» What to do: Give the number of lines below that contain the word "подписывает", and nothing else.

Start Source material

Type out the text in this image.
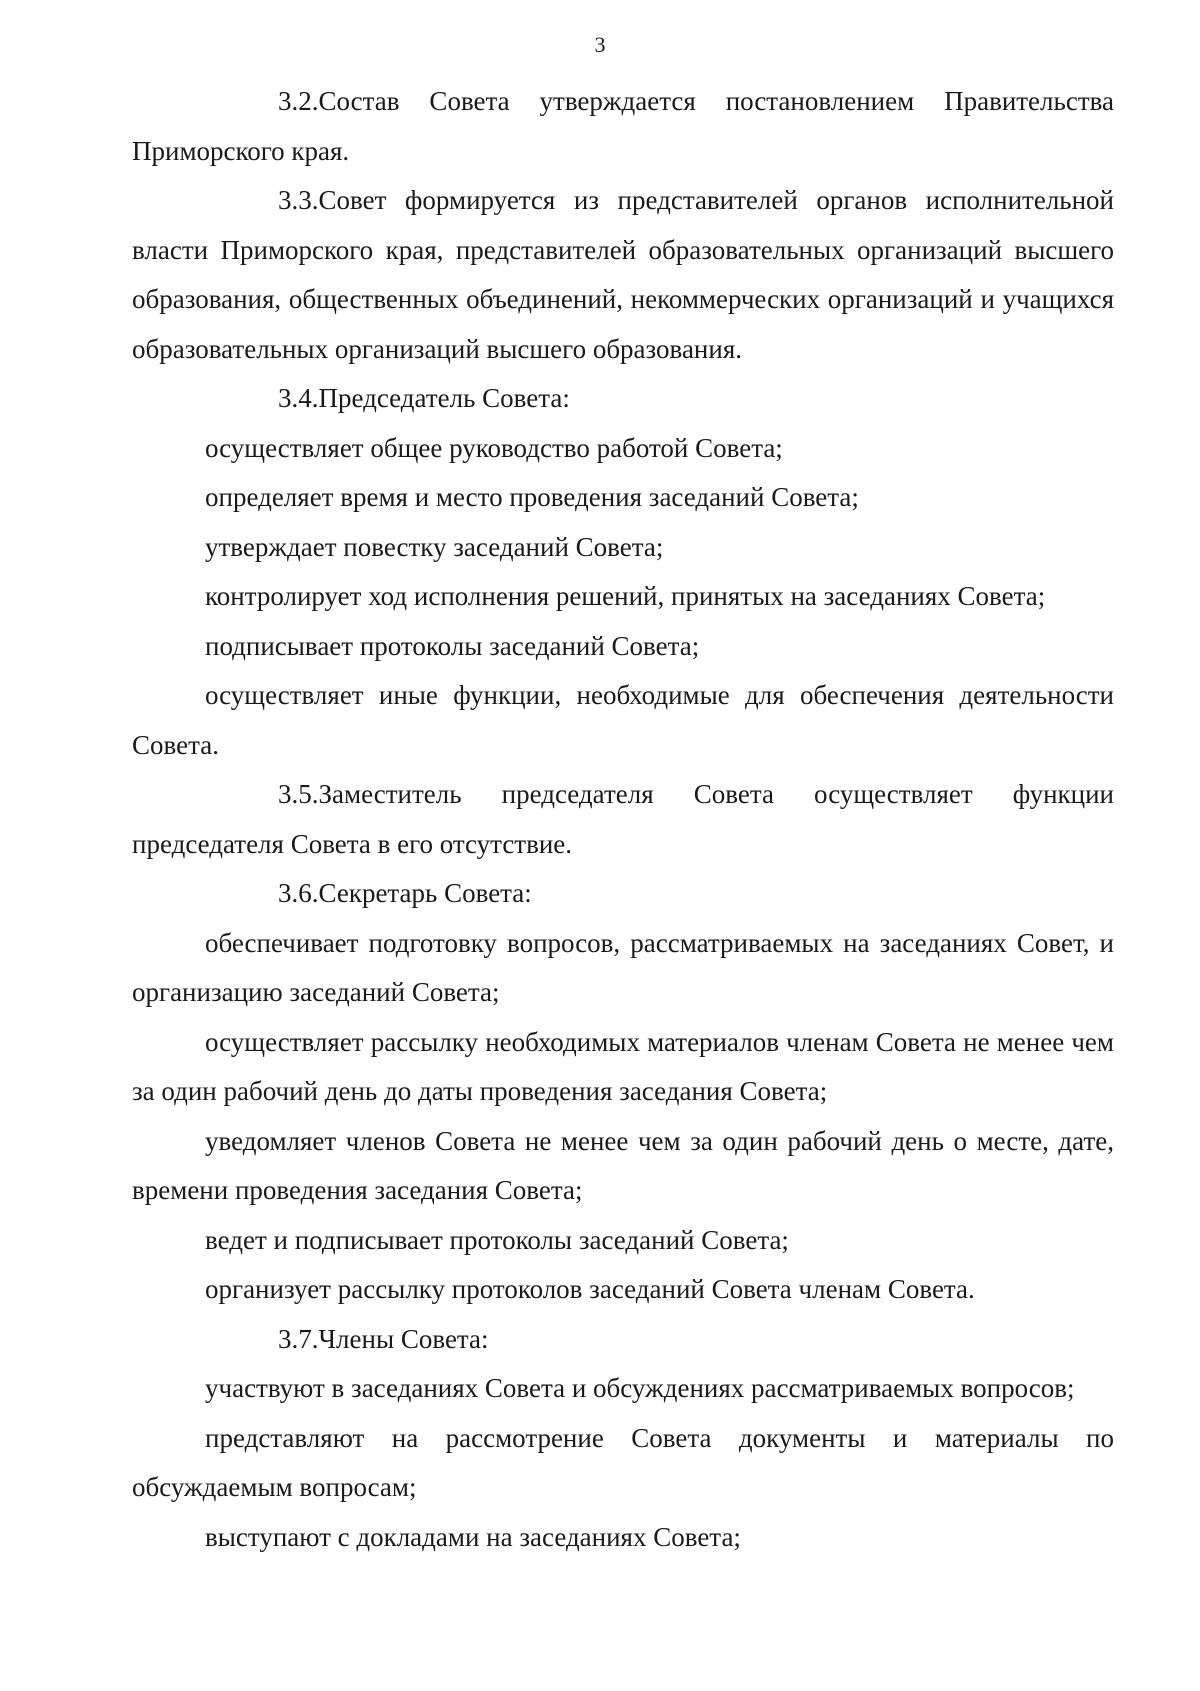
3

3.2.Состав Совета утверждается постановлением Правительства Приморского края.

3.3.Совет формируется из представителей органов исполнительной власти Приморского края, представителей образовательных организаций высшего образования, общественных объединений, некоммерческих организаций и учащихся образовательных организаций высшего образования.

3.4.Председатель Совета:

осуществляет общее руководство работой Совета;

определяет время и место проведения заседаний Совета;

утверждает повестку заседаний Совета;

контролирует ход исполнения решений, принятых на заседаниях Совета;

подписывает протоколы заседаний Совета;

осуществляет иные функции, необходимые для обеспечения деятельности Совета.

3.5.Заместитель председателя Совета осуществляет функции председателя Совета в его отсутствие.

3.6.Секретарь Совета:

обеспечивает подготовку вопросов, рассматриваемых на заседаниях Совет, и организацию заседаний Совета;

осуществляет рассылку необходимых материалов членам Совета не менее чем за один рабочий день до даты проведения заседания Совета;

уведомляет членов Совета не менее чем за один рабочий день о месте, дате, времени проведения заседания Совета;

ведет и подписывает протоколы заседаний Совета;

организует рассылку протоколов заседаний Совета членам Совета.

3.7.Члены Совета:

участвуют в заседаниях Совета и обсуждениях рассматриваемых вопросов;

представляют на рассмотрение Совета документы и материалы по обсуждаемым вопросам;

выступают с докладами на заседаниях Совета;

End Source material

» Exercise response: 2